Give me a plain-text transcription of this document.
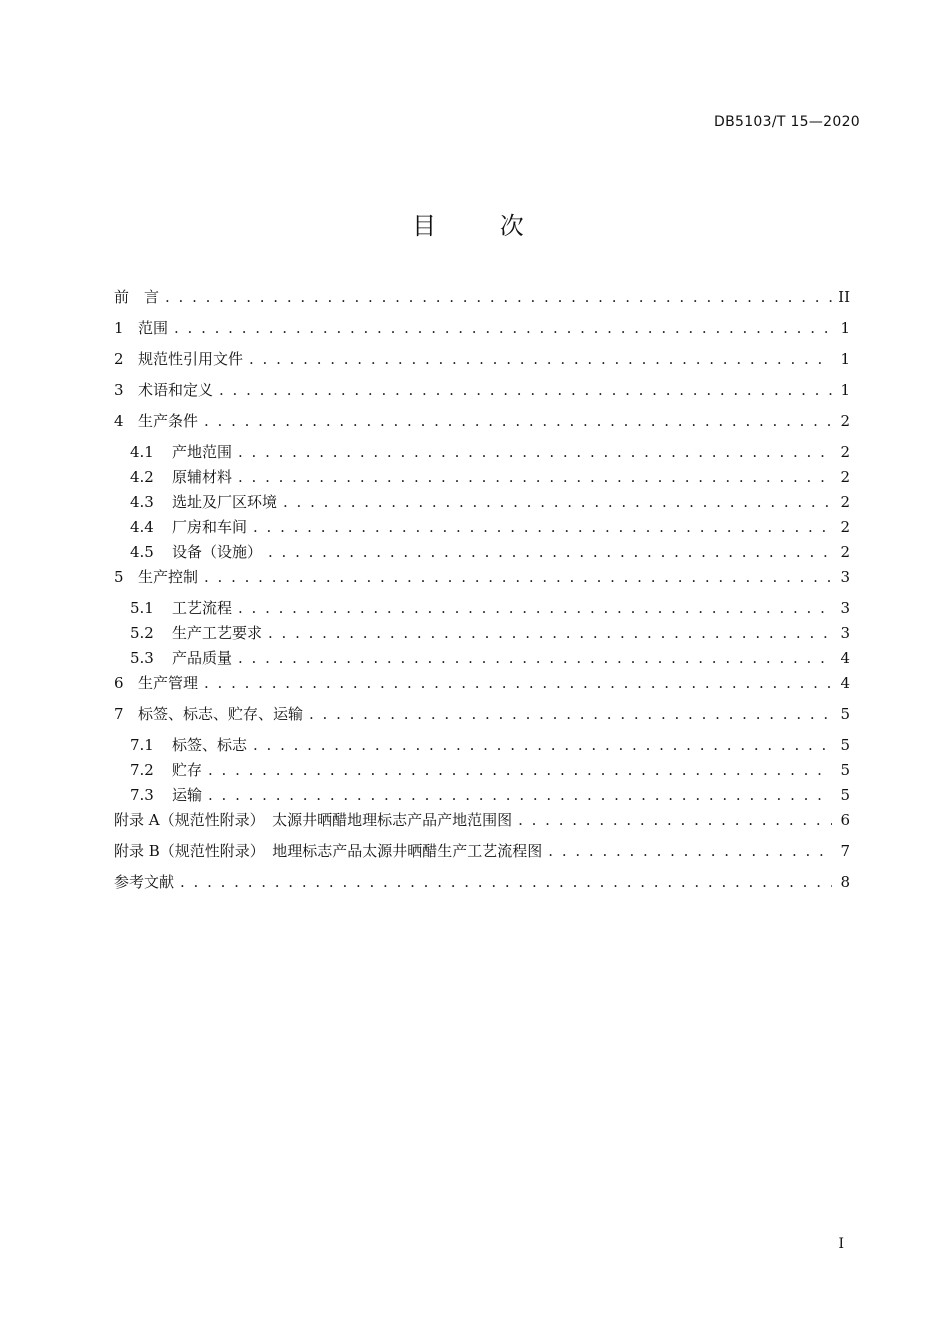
DB5103/T 15—2020
目 次
前　言 . . .	II
1 范围 . . .	1
2 规范性引用文件 . . .	1
3 术语和定义 . . .	1
4 生产条件 . . .	2
4.1	产地范围 . . .	2
4.2	原辅材料 . . .	2
4.3	选址及厂区环境 . . .	2
4.4	厂房和车间 . . .	2
4.5	设备（设施） . . .	2
5 生产控制 . . .	3
5.1	工艺流程 . . .	3
5.2	生产工艺要求 . . .	3
5.3	产品质量 . . .	4
6 生产管理 . . .	4
7 标签、标志、贮存、运输 . . .	5
7.1	标签、标志 . . .	5
7.2	贮存 . . .	5
7.3	运输 . . .	5
附录 A（规范性附录）　太源井晒醋地理标志产品产地范围图 . . .	6
附录 B（规范性附录）　地理标志产品太源井晒醋生产工艺流程图 . . .	7
参考文献 . . .	8
I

::::

Task brief. Restate the data above exactly, stripping out each image.

Solution for this task.
Give me a plain-text transcription of this document.
DB5103/T 15—2020
目 次
前　言 . . .	II
1 范围 . . .	1
2 规范性引用文件 . . .	1
3 术语和定义 . . .	1
4 生产条件 . . .	2
4.1	产地范围 . . .	2
4.2	原辅材料 . . .	2
4.3	选址及厂区环境 . . .	2
4.4	厂房和车间 . . .	2
4.5	设备（设施） . . .	2
5 生产控制 . . .	3
5.1	工艺流程 . . .	3
5.2	生产工艺要求 . . .	3
5.3	产品质量 . . .	4
6 生产管理 . . .	4
7 标签、标志、贮存、运输 . . .	5
7.1	标签、标志 . . .	5
7.2	贮存 . . .	5
7.3	运输 . . .	5
附录 A（规范性附录）　太源井晒醋地理标志产品产地范围图 . . .	6
附录 B（规范性附录）　地理标志产品太源井晒醋生产工艺流程图 . . .	7
参考文献 . . .	8
I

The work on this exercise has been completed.